Stored items from a collection:
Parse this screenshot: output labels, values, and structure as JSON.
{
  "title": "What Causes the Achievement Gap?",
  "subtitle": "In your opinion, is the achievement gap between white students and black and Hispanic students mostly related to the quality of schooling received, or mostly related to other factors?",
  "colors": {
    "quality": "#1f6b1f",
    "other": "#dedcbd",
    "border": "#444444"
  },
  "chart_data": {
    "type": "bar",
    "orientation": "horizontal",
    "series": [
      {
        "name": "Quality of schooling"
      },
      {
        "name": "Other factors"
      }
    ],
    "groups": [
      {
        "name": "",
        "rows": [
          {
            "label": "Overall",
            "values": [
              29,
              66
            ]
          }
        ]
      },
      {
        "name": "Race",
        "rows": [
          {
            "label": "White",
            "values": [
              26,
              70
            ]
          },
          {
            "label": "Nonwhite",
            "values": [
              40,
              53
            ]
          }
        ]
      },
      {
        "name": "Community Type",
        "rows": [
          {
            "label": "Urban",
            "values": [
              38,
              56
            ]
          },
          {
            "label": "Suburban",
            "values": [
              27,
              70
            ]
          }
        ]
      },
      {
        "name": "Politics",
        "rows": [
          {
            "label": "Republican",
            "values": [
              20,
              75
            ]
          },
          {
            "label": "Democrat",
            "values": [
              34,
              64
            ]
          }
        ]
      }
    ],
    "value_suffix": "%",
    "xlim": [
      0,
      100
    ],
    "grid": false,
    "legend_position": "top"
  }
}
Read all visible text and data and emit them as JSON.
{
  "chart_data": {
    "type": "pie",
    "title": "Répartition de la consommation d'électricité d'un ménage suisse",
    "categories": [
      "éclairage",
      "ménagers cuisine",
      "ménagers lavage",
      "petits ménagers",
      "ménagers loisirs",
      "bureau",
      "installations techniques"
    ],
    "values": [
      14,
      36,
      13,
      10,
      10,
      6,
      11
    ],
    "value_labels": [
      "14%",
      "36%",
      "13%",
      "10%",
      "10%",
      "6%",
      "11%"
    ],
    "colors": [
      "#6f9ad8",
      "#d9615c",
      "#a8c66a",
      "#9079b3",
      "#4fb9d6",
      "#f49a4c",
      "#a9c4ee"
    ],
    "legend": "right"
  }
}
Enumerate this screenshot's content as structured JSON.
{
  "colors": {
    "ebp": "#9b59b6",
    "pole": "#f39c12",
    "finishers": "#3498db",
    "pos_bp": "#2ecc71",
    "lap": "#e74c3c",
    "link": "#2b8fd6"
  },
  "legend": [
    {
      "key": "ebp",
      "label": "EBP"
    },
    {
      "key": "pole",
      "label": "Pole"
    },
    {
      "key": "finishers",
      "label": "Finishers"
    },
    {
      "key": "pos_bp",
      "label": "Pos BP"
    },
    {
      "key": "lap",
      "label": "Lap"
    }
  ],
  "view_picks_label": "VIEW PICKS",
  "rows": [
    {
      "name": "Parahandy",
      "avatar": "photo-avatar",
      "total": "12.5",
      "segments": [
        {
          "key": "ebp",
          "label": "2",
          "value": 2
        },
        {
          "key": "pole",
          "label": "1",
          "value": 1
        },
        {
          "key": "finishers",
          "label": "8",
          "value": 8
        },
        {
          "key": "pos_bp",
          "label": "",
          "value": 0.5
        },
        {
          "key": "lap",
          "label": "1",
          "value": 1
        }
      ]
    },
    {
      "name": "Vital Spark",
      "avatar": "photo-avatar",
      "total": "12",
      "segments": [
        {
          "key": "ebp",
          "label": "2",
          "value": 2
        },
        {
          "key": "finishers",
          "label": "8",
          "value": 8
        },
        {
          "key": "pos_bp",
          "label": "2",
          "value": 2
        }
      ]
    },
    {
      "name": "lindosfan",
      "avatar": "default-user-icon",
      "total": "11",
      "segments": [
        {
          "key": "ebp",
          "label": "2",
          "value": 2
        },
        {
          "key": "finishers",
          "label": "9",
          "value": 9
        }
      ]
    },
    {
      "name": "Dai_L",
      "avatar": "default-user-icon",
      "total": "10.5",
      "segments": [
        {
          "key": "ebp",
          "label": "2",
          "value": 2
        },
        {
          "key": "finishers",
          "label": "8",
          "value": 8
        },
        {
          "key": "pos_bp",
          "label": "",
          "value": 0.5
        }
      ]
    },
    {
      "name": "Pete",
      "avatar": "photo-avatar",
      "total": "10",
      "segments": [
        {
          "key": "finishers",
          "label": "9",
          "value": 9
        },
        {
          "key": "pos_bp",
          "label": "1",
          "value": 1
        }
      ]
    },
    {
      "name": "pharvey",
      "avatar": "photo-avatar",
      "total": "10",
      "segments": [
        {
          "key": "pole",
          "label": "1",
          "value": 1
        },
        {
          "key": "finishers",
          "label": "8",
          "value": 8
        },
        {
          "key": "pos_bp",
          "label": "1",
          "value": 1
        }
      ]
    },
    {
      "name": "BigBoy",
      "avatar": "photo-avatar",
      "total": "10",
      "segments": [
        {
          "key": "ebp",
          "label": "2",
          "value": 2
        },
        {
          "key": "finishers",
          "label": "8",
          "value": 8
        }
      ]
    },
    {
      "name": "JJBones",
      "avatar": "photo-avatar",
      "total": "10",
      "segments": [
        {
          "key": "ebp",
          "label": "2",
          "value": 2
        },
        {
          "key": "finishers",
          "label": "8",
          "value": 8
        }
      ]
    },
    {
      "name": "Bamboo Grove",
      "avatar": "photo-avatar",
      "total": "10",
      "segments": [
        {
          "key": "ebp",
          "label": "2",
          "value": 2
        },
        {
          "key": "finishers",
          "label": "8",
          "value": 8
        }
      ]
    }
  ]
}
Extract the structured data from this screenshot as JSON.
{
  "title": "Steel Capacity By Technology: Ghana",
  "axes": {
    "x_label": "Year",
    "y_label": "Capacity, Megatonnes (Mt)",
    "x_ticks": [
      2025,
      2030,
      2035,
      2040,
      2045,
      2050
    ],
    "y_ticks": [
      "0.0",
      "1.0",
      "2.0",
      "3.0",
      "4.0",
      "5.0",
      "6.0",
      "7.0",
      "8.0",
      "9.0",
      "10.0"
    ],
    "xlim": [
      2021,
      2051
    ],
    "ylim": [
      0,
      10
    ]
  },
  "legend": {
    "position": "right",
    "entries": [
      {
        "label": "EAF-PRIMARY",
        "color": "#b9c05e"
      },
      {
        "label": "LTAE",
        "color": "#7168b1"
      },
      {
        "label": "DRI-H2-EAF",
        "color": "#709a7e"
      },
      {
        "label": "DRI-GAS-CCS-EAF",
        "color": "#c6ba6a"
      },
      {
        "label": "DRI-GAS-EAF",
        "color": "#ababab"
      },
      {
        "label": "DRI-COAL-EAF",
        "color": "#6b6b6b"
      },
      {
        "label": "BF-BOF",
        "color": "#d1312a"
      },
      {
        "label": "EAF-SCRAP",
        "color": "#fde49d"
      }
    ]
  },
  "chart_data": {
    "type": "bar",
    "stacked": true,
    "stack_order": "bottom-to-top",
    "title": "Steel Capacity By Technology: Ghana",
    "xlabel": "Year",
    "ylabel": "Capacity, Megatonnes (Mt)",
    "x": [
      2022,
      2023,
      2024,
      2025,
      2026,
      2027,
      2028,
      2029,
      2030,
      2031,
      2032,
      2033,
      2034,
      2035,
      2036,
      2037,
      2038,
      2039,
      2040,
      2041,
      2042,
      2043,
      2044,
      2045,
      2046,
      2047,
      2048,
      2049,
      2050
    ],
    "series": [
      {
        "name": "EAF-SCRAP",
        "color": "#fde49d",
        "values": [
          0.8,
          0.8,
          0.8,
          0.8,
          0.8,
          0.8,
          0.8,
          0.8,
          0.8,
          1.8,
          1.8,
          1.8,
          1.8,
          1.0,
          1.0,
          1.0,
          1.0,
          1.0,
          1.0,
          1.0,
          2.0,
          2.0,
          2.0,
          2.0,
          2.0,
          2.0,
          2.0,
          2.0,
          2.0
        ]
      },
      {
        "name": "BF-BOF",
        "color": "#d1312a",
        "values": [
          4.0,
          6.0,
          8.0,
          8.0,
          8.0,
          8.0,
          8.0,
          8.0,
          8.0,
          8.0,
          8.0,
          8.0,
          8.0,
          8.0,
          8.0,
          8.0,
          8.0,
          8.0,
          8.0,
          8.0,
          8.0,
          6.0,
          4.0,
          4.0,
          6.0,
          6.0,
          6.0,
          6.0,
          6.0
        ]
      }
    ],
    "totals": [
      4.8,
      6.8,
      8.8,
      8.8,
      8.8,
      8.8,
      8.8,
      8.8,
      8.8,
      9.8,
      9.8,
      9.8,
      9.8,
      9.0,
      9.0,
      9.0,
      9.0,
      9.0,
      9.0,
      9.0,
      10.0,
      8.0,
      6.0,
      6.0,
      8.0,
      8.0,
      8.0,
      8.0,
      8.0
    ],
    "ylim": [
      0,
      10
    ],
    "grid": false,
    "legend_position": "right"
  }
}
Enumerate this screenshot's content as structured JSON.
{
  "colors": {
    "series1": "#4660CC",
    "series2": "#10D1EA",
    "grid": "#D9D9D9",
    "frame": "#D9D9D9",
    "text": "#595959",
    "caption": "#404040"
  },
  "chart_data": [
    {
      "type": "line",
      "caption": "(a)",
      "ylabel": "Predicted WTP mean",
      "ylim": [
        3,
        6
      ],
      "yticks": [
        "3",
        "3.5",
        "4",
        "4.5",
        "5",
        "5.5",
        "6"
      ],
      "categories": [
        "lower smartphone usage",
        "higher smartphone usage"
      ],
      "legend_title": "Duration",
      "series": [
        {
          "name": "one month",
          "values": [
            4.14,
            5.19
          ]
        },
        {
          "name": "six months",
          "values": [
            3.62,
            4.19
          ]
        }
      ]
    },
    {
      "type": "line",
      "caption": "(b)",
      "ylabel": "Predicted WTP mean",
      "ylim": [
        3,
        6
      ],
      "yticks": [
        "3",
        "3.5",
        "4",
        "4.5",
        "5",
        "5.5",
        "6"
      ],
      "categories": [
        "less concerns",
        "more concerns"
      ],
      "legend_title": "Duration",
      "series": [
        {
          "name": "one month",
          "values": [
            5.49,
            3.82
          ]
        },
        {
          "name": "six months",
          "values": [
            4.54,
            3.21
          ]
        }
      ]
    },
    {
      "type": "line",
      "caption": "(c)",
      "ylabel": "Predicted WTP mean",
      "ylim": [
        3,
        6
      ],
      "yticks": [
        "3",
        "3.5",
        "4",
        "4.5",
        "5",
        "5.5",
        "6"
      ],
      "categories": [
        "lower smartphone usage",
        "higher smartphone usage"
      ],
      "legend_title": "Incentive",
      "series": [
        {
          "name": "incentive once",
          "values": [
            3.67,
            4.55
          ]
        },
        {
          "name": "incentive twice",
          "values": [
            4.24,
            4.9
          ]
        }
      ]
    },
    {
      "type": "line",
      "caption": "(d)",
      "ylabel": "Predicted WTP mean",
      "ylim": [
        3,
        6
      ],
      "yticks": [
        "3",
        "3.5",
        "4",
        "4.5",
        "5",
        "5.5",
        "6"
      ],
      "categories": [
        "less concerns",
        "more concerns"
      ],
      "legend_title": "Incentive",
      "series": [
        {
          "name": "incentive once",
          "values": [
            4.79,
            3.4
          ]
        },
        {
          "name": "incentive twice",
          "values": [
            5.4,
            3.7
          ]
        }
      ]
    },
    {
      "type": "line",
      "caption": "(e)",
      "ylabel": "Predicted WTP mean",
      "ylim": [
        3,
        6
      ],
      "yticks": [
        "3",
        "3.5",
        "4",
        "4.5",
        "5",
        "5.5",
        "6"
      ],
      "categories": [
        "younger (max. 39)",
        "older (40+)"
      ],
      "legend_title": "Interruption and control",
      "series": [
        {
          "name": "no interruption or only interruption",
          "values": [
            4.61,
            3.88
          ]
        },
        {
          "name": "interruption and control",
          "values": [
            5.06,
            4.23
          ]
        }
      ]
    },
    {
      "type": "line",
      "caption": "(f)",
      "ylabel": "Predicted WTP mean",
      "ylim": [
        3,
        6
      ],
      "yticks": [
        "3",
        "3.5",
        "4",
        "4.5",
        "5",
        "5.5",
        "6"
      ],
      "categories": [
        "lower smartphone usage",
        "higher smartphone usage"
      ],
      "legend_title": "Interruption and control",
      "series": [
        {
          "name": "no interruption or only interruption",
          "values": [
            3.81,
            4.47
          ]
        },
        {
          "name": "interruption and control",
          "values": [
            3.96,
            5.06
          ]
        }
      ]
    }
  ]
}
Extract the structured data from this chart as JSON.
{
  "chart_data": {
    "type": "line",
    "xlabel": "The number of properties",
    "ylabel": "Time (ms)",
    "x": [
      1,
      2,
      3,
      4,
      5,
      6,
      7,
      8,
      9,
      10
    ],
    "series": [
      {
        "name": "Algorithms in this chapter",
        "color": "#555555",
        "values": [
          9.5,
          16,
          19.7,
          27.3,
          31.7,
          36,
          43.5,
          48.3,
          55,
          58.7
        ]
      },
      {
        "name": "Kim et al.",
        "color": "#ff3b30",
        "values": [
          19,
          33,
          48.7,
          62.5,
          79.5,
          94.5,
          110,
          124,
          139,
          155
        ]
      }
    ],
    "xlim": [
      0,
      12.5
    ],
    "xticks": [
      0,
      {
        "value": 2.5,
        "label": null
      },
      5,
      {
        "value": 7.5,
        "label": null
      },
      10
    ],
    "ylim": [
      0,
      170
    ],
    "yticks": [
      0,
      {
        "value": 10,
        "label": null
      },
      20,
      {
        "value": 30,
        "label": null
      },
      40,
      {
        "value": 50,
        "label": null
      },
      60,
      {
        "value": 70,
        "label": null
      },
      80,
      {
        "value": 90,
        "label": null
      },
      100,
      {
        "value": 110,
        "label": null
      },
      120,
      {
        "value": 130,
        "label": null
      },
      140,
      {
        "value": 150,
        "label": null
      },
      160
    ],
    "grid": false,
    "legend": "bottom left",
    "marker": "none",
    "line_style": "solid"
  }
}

■ **Written exercise**
Scan the material above for the word "caption". Copy each line where it occurs.

■ **Exercise output**
    "caption": "#404040"
      "caption": "(a)",
      "caption": "(b)",
      "caption": "(c)",
      "caption": "(d)",
      "caption": "(e)",
      "caption": "(f)",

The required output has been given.